-- Start Items --
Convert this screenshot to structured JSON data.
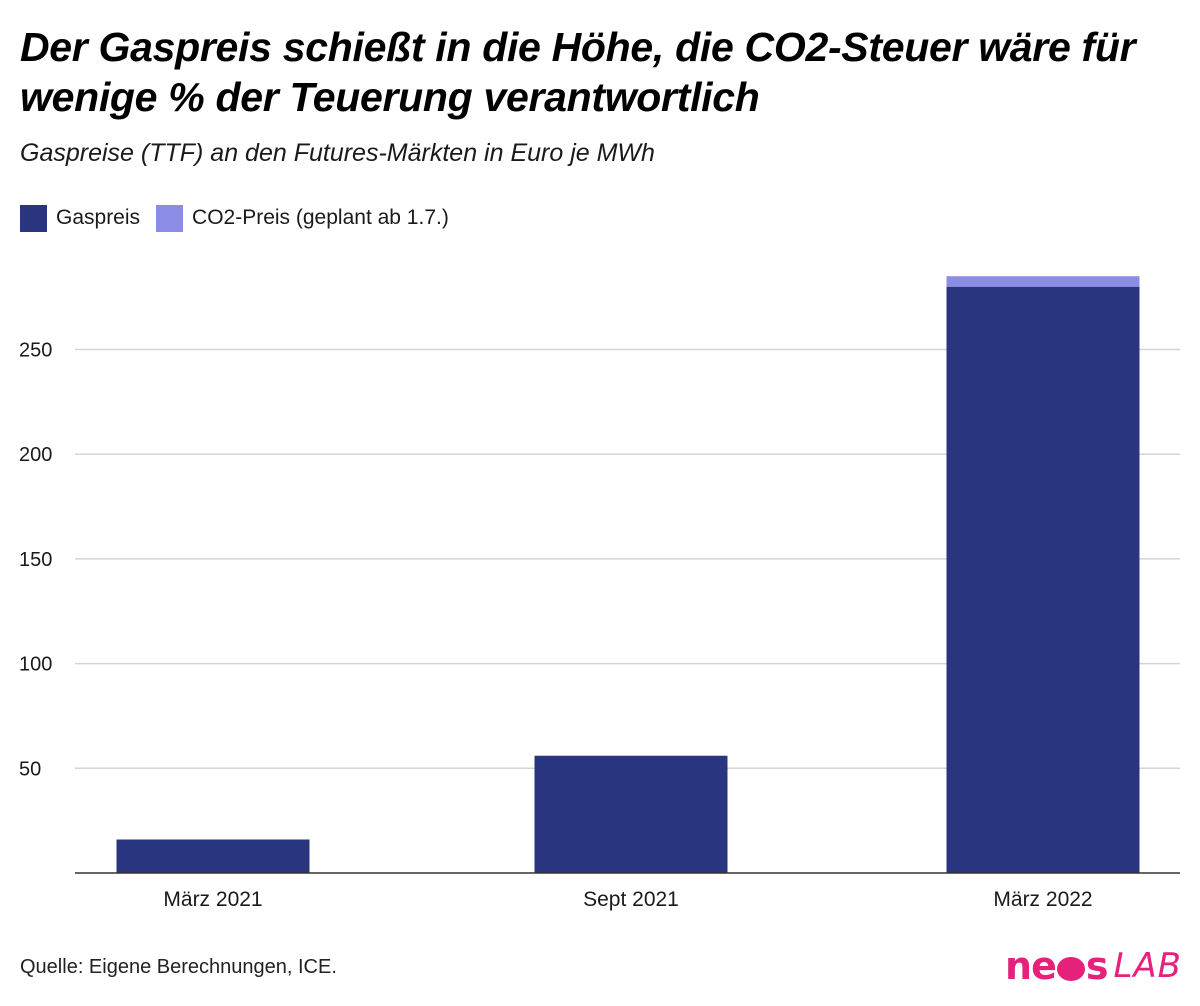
{
  "header": {
    "title": "Der Gaspreis schießt in die Höhe, die CO2-Steuer wäre für wenige % der Teuerung verantwortlich",
    "subtitle": "Gaspreise (TTF) an den Futures-Märkten in Euro je MWh"
  },
  "legend": {
    "items": [
      {
        "label": "Gaspreis",
        "color": "#2a3580"
      },
      {
        "label": "CO2-Preis (geplant ab 1.7.)",
        "color": "#8b8ce6"
      }
    ]
  },
  "chart_data": {
    "type": "bar",
    "stacked": true,
    "title": "Der Gaspreis schießt in die Höhe, die CO2-Steuer wäre für wenige % der Teuerung verantwortlich",
    "subtitle": "Gaspreise (TTF) an den Futures-Märkten in Euro je MWh",
    "xlabel": "",
    "ylabel": "",
    "categories": [
      "März 2021",
      "Sept 2021",
      "März 2022"
    ],
    "series": [
      {
        "name": "Gaspreis",
        "color": "#2a3580",
        "values": [
          16,
          56,
          280
        ]
      },
      {
        "name": "CO2-Preis (geplant ab 1.7.)",
        "color": "#8b8ce6",
        "values": [
          0,
          0,
          5
        ]
      }
    ],
    "ylim": [
      0,
      300
    ],
    "yticks": [
      50,
      100,
      150,
      200,
      250
    ],
    "grid": true,
    "legend_position": "top-left"
  },
  "footer": {
    "source": "Quelle: Eigene Berechnungen, ICE.",
    "logo_primary": "neos",
    "logo_secondary": "LAB",
    "logo_color": "#e6217b"
  }
}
-- End Items --
Set exercise: Repeat all the data as it stands, dropping any images it holds.

Task answer:
Convert this screenshot to structured JSON data.
{
  "header": {
    "title": "Der Gaspreis schießt in die Höhe, die CO2-Steuer wäre für wenige % der Teuerung verantwortlich",
    "subtitle": "Gaspreise (TTF) an den Futures-Märkten in Euro je MWh"
  },
  "legend": {
    "items": [
      {
        "label": "Gaspreis",
        "color": "#2a3580"
      },
      {
        "label": "CO2-Preis (geplant ab 1.7.)",
        "color": "#8b8ce6"
      }
    ]
  },
  "chart_data": {
    "type": "bar",
    "stacked": true,
    "title": "Der Gaspreis schießt in die Höhe, die CO2-Steuer wäre für wenige % der Teuerung verantwortlich",
    "subtitle": "Gaspreise (TTF) an den Futures-Märkten in Euro je MWh",
    "xlabel": "",
    "ylabel": "",
    "categories": [
      "März 2021",
      "Sept 2021",
      "März 2022"
    ],
    "series": [
      {
        "name": "Gaspreis",
        "color": "#2a3580",
        "values": [
          16,
          56,
          280
        ]
      },
      {
        "name": "CO2-Preis (geplant ab 1.7.)",
        "color": "#8b8ce6",
        "values": [
          0,
          0,
          5
        ]
      }
    ],
    "ylim": [
      0,
      300
    ],
    "yticks": [
      50,
      100,
      150,
      200,
      250
    ],
    "grid": true,
    "legend_position": "top-left"
  },
  "footer": {
    "source": "Quelle: Eigene Berechnungen, ICE.",
    "logo_primary": "neos",
    "logo_secondary": "LAB",
    "logo_color": "#e6217b"
  }
}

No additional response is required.